_What is needed:_ Word for word, give the material below again, minus any images.

_Excerpted records:_
* Begin *

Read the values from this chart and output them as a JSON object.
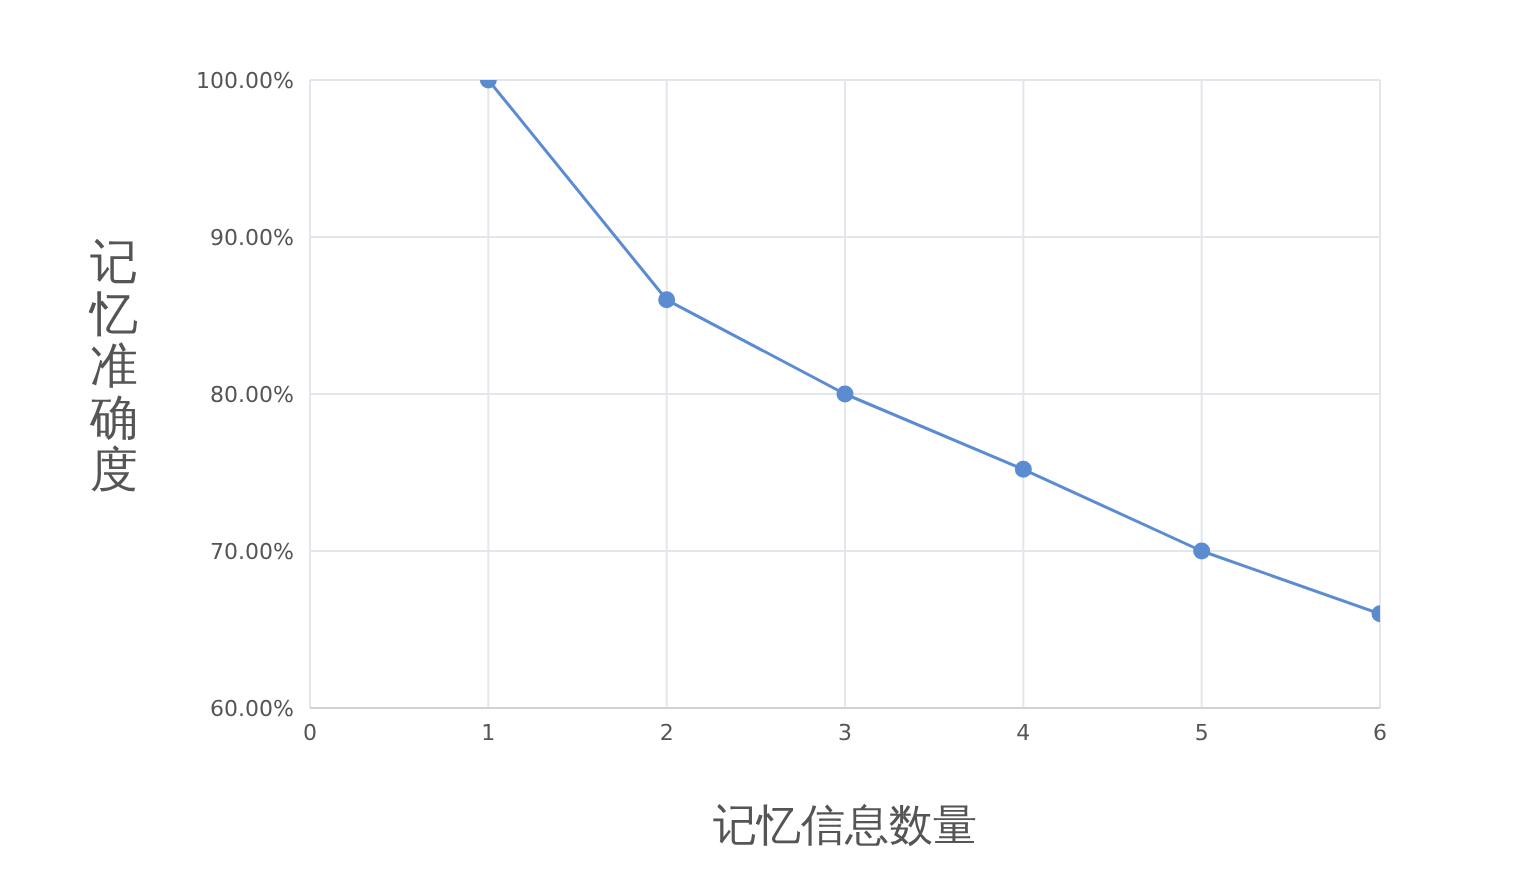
{
  "chart_data": {
    "type": "line",
    "xlabel": "记忆信息数量",
    "ylabel": "记忆准确度",
    "x": [
      1,
      2,
      3,
      4,
      5,
      6
    ],
    "series": [
      {
        "color": "#5b8bd0",
        "values": [
          100,
          86,
          80,
          75.2,
          70,
          66
        ]
      }
    ],
    "xlim": [
      0,
      6
    ],
    "xticks": [
      0,
      1,
      2,
      3,
      4,
      5,
      6
    ],
    "ylim": [
      60,
      100
    ],
    "yticks": [
      {
        "value": 60,
        "label": "60.00%"
      },
      {
        "value": 70,
        "label": "70.00%"
      },
      {
        "value": 80,
        "label": "80.00%"
      },
      {
        "value": 90,
        "label": "90.00%"
      },
      {
        "value": 100,
        "label": "100.00%"
      }
    ],
    "grid": true,
    "marker": "circle",
    "line_style": "solid",
    "legend": false
  }
}
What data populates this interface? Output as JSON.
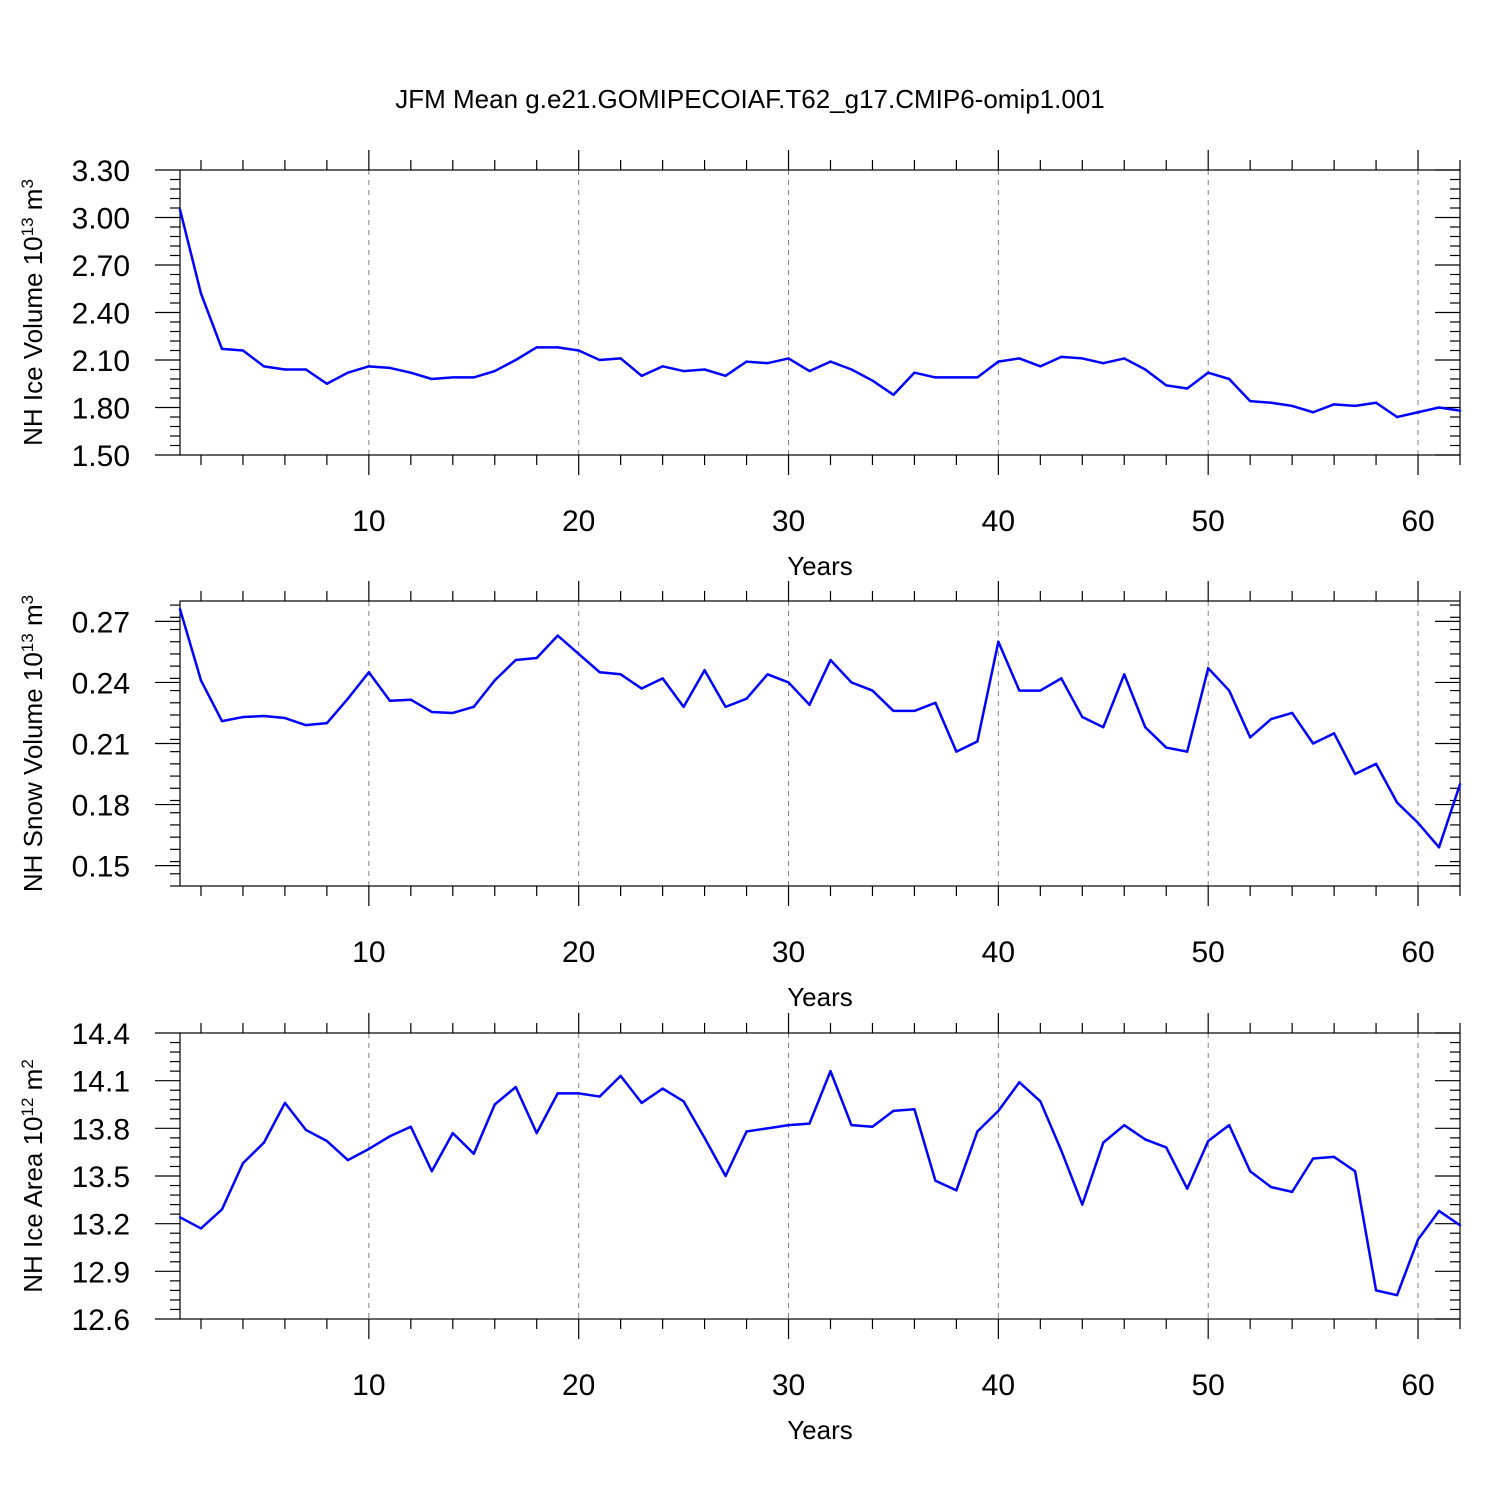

* End *

_Result:_
Read the values from this chart and output them as a JSON object.
{
  "chart_data": {
    "type": "line",
    "xlabel": "记忆信息数量",
    "ylabel": "记忆准确度",
    "x": [
      1,
      2,
      3,
      4,
      5,
      6
    ],
    "series": [
      {
        "color": "#5b8bd0",
        "values": [
          100,
          86,
          80,
          75.2,
          70,
          66
        ]
      }
    ],
    "xlim": [
      0,
      6
    ],
    "xticks": [
      0,
      1,
      2,
      3,
      4,
      5,
      6
    ],
    "ylim": [
      60,
      100
    ],
    "yticks": [
      {
        "value": 60,
        "label": "60.00%"
      },
      {
        "value": 70,
        "label": "70.00%"
      },
      {
        "value": 80,
        "label": "80.00%"
      },
      {
        "value": 90,
        "label": "90.00%"
      },
      {
        "value": 100,
        "label": "100.00%"
      }
    ],
    "grid": true,
    "marker": "circle",
    "line_style": "solid",
    "legend": false
  }
}
What data populates this interface? Output as JSON.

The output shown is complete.